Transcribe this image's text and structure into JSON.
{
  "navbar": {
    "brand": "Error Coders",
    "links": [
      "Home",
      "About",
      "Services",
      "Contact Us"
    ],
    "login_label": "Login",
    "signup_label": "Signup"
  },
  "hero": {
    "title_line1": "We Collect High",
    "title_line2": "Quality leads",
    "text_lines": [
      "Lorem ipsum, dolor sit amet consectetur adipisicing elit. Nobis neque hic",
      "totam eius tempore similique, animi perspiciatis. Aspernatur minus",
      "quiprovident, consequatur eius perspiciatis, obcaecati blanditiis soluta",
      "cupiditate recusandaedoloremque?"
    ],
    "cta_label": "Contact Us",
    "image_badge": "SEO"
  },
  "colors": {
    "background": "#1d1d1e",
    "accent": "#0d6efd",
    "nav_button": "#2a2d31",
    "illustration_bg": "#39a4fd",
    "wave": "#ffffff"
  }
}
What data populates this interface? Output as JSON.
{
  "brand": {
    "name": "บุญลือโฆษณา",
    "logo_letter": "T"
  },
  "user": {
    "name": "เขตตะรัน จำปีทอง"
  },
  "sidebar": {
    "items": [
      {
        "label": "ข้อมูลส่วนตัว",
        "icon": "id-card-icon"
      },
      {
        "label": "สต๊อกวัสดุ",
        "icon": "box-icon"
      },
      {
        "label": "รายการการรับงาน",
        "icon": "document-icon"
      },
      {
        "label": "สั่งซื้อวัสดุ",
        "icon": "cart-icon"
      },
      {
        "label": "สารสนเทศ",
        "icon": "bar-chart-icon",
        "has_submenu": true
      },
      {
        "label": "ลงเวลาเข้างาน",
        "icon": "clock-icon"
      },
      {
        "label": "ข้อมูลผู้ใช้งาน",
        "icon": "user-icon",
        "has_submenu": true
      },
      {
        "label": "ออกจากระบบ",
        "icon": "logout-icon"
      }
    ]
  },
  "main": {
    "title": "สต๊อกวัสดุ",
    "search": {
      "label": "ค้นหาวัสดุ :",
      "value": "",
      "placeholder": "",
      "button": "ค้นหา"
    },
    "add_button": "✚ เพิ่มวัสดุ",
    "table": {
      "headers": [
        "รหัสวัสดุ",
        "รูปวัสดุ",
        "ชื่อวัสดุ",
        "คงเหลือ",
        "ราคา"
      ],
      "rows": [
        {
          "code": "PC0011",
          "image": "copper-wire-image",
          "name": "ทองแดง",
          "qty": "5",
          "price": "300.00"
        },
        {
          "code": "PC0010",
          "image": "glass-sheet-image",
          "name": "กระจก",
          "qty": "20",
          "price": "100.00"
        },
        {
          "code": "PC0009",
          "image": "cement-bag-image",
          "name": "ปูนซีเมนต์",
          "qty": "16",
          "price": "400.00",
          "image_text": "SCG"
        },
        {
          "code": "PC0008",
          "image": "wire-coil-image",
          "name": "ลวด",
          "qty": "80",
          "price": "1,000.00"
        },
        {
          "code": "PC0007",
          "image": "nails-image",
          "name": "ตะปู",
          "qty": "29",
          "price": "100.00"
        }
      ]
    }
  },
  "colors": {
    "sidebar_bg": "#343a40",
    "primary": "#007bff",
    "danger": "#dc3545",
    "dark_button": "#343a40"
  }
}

★ ★ ★ ★ ★

* Short problem: Keep only those lines of the records that hold "this", and return them.

* Full output:
Transcribe this image's text and structure into JSON.
What data populates this interface? Output as JSON.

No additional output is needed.